## start Dataset records

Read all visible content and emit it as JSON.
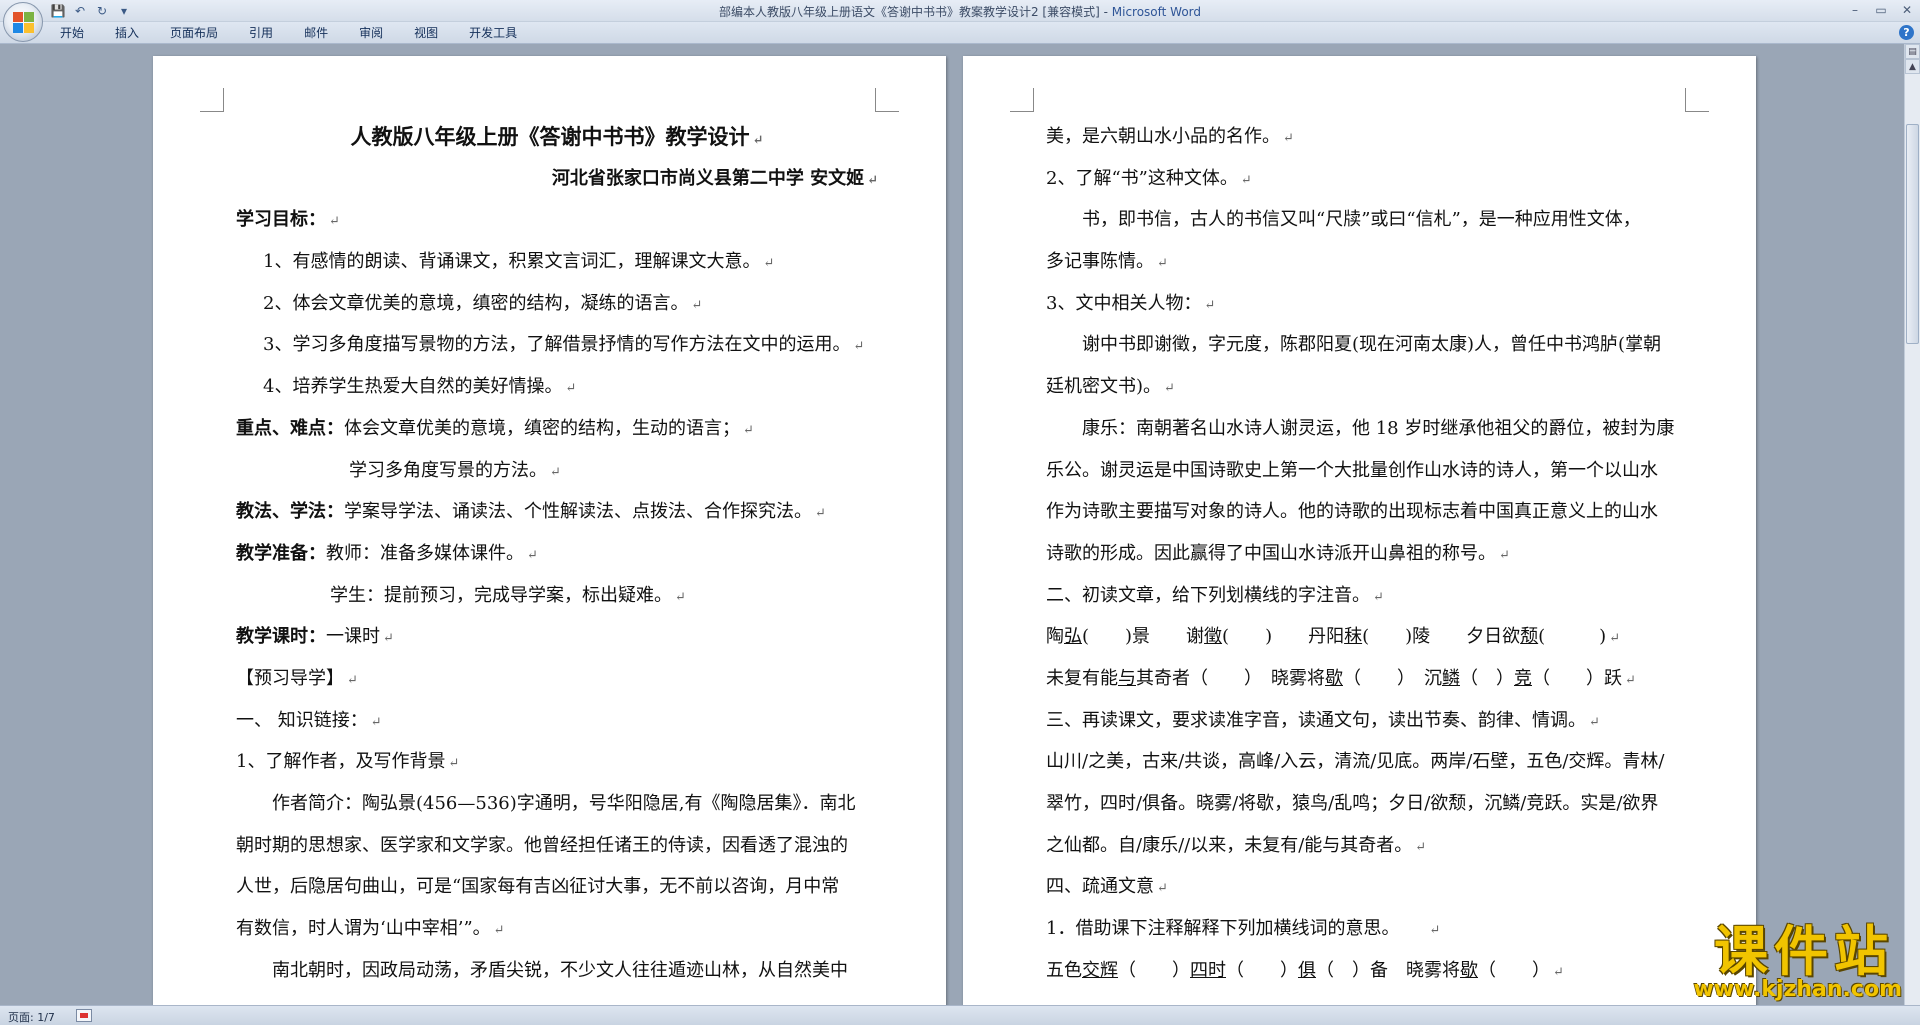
{
  "window": {
    "title": "部编本人教版八年级上册语文《答谢中书书》教案教学设计2 [兼容模式]",
    "app": "Microsoft Word",
    "separator": " - "
  },
  "quick_access": [
    {
      "name": "save-icon",
      "glyph": "💾"
    },
    {
      "name": "undo-icon",
      "glyph": "↶"
    },
    {
      "name": "redo-icon",
      "glyph": "↻"
    },
    {
      "name": "customize-icon",
      "glyph": "▾"
    }
  ],
  "ribbon": {
    "tabs": [
      "开始",
      "插入",
      "页面布局",
      "引用",
      "邮件",
      "审阅",
      "视图",
      "开发工具"
    ]
  },
  "status": {
    "page": "页面: 1/7"
  },
  "watermark": {
    "main": "课件站",
    "url": "www.kjzhan.com"
  },
  "doc": {
    "left": [
      {
        "cls": "title",
        "runs": [
          {
            "t": "人教版八年级上册《答谢中书书》教学设计"
          }
        ],
        "mark": "↵"
      },
      {
        "cls": "right",
        "runs": [
          {
            "t": "河北省张家口市尚义县第二中学   安文姬"
          }
        ],
        "mark": "↵"
      },
      {
        "cls": "",
        "runs": [
          {
            "t": "学习目标：",
            "b": true
          }
        ],
        "mark": "↵"
      },
      {
        "cls": "indent1",
        "runs": [
          {
            "t": "1、有感情的朗读、背诵课文，积累文言词汇，理解课文大意。"
          }
        ],
        "mark": "↵"
      },
      {
        "cls": "indent1",
        "runs": [
          {
            "t": "2、体会文章优美的意境，缜密的结构，凝练的语言。"
          }
        ],
        "mark": "↵"
      },
      {
        "cls": "indent1",
        "runs": [
          {
            "t": "3、学习多角度描写景物的方法，了解借景抒情的写作方法在文中的运用。"
          }
        ],
        "mark": "↵"
      },
      {
        "cls": "indent1",
        "runs": [
          {
            "t": "4、培养学生热爱大自然的美好情操。"
          }
        ],
        "mark": "↵"
      },
      {
        "cls": "",
        "runs": [
          {
            "t": "重点、难点：",
            "b": true
          },
          {
            "t": "体会文章优美的意境，缜密的结构，生动的语言；"
          }
        ],
        "mark": "↵"
      },
      {
        "cls": "indent3",
        "runs": [
          {
            "t": "学习多角度写景的方法。"
          }
        ],
        "mark": "↵"
      },
      {
        "cls": "",
        "runs": [
          {
            "t": "教法、学法：",
            "b": true
          },
          {
            "t": "学案导学法、诵读法、个性解读法、点拨法、合作探究法。"
          }
        ],
        "mark": "↵"
      },
      {
        "cls": "",
        "runs": [
          {
            "t": "教学准备：",
            "b": true
          },
          {
            "t": "教师：准备多媒体课件。"
          }
        ],
        "mark": "↵"
      },
      {
        "cls": "indent4",
        "runs": [
          {
            "t": "学生：提前预习，完成导学案，标出疑难。"
          }
        ],
        "mark": "↵"
      },
      {
        "cls": "",
        "runs": [
          {
            "t": "教学课时：",
            "b": true
          },
          {
            "t": "一课时"
          }
        ],
        "mark": "↵"
      },
      {
        "cls": "",
        "runs": [
          {
            "t": "【预习导学】"
          }
        ],
        "mark": "↵"
      },
      {
        "cls": "",
        "runs": [
          {
            "t": "一、    知识链接："
          }
        ],
        "mark": "↵"
      },
      {
        "cls": "",
        "runs": [
          {
            "t": "1、了解作者，及写作背景"
          }
        ],
        "mark": "↵"
      },
      {
        "cls": "indent2",
        "runs": [
          {
            "t": "作者简介：陶弘景(456—536)字通明，号华阳隐居,有《陶隐居集》．南北"
          }
        ],
        "mark": ""
      },
      {
        "cls": "",
        "runs": [
          {
            "t": "朝时期的思想家、医学家和文学家。他曾经担任诸王的侍读，因看透了混浊的"
          }
        ],
        "mark": ""
      },
      {
        "cls": "",
        "runs": [
          {
            "t": "人世，后隐居句曲山，可是“国家每有吉凶征讨大事，无不前以咨询，月中常"
          }
        ],
        "mark": ""
      },
      {
        "cls": "",
        "runs": [
          {
            "t": "有数信，时人谓为‘山中宰相’”。"
          }
        ],
        "mark": "↵"
      },
      {
        "cls": "indent2",
        "runs": [
          {
            "t": "南北朝时，因政局动荡，矛盾尖锐，不少文人往往遁迹山林，从自然美中"
          }
        ],
        "mark": ""
      }
    ],
    "right": [
      {
        "cls": "",
        "runs": [
          {
            "t": "美，是六朝山水小品的名作。"
          }
        ],
        "mark": "↵"
      },
      {
        "cls": "",
        "runs": [
          {
            "t": "2、了解“书”这种文体。"
          }
        ],
        "mark": "↵"
      },
      {
        "cls": "indent2",
        "runs": [
          {
            "t": "书，即书信，古人的书信又叫“尺牍”或曰“信札”，是一种应用性文体，"
          }
        ],
        "mark": ""
      },
      {
        "cls": "",
        "runs": [
          {
            "t": "多记事陈情。"
          }
        ],
        "mark": "↵"
      },
      {
        "cls": "",
        "runs": [
          {
            "t": "3、文中相关人物："
          }
        ],
        "mark": "↵"
      },
      {
        "cls": "indent2",
        "runs": [
          {
            "t": "谢中书即谢徵，字元度，陈郡阳夏(现在河南太康)人，曾任中书鸿胪(掌朝"
          }
        ],
        "mark": ""
      },
      {
        "cls": "",
        "runs": [
          {
            "t": "廷机密文书)。"
          }
        ],
        "mark": "↵"
      },
      {
        "cls": "indent2",
        "runs": [
          {
            "t": "康乐：南朝著名山水诗人谢灵运，他 18 岁时继承他祖父的爵位，被封为康"
          }
        ],
        "mark": ""
      },
      {
        "cls": "",
        "runs": [
          {
            "t": "乐公。谢灵运是中国诗歌史上第一个大批量创作山水诗的诗人，第一个以山水"
          }
        ],
        "mark": ""
      },
      {
        "cls": "",
        "runs": [
          {
            "t": "作为诗歌主要描写对象的诗人。他的诗歌的出现标志着中国真正意义上的山水"
          }
        ],
        "mark": ""
      },
      {
        "cls": "",
        "runs": [
          {
            "t": "诗歌的形成。因此赢得了中国山水诗派开山鼻祖的称号。"
          }
        ],
        "mark": "↵"
      },
      {
        "cls": "",
        "runs": [
          {
            "t": "二、初读文章，给下列划横线的字注音。"
          }
        ],
        "mark": "↵"
      },
      {
        "cls": "",
        "runs": [
          {
            "t": "陶"
          },
          {
            "t": "弘",
            "u": true
          },
          {
            "t": "(　　)景　　谢"
          },
          {
            "t": "徵",
            "u": true
          },
          {
            "t": "(　　)　　丹阳"
          },
          {
            "t": "秣",
            "u": true
          },
          {
            "t": "(　　)陵　　夕日欲"
          },
          {
            "t": "颓",
            "u": true
          },
          {
            "t": "(　　　)"
          }
        ],
        "mark": "↵"
      },
      {
        "cls": "",
        "runs": [
          {
            "t": "未复有能"
          },
          {
            "t": "与",
            "u": true
          },
          {
            "t": "其奇者（　　）　晓雾将"
          },
          {
            "t": "歇",
            "u": true
          },
          {
            "t": "（　　）　沉"
          },
          {
            "t": "鳞",
            "u": true
          },
          {
            "t": "（　）"
          },
          {
            "t": "竞",
            "u": true
          },
          {
            "t": "（　　）跃"
          }
        ],
        "mark": "↵"
      },
      {
        "cls": "",
        "runs": [
          {
            "t": "三、再读课文，要求读准字音，读通文句，读出节奏、韵律、情调。"
          }
        ],
        "mark": "↵"
      },
      {
        "cls": "",
        "runs": [
          {
            "t": "山川/之美，古来/共谈，高峰/入云，清流/见底。两岸/石壁，五色/交辉。青林/"
          }
        ],
        "mark": ""
      },
      {
        "cls": "",
        "runs": [
          {
            "t": "翠竹，四时/俱备。晓雾/将歇，猿鸟/乱鸣；夕日/欲颓，沉鳞/竞跃。实是/欲界"
          }
        ],
        "mark": ""
      },
      {
        "cls": "",
        "runs": [
          {
            "t": "之仙都。自/康乐//以来，未复有/能与其奇者。"
          }
        ],
        "mark": "↵"
      },
      {
        "cls": "",
        "runs": [
          {
            "t": "四、疏通文意"
          }
        ],
        "mark": "↵"
      },
      {
        "cls": "",
        "runs": [
          {
            "t": "1．借助课下注释解释下列加横线词的意思。　　"
          }
        ],
        "mark": "↵"
      },
      {
        "cls": "",
        "runs": [
          {
            "t": "五色"
          },
          {
            "t": "交辉",
            "u": true
          },
          {
            "t": "（　　）"
          },
          {
            "t": "四时",
            "u": true
          },
          {
            "t": "（　　）"
          },
          {
            "t": "俱",
            "u": true
          },
          {
            "t": "（　）备　晓雾将"
          },
          {
            "t": "歇",
            "u": true
          },
          {
            "t": "（　　）"
          }
        ],
        "mark": "↵"
      }
    ]
  }
}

## end Dataset records

▶ The request:
State how many lines of the records above contain the word "name", giving only that number.

▶ Answer for the task:
4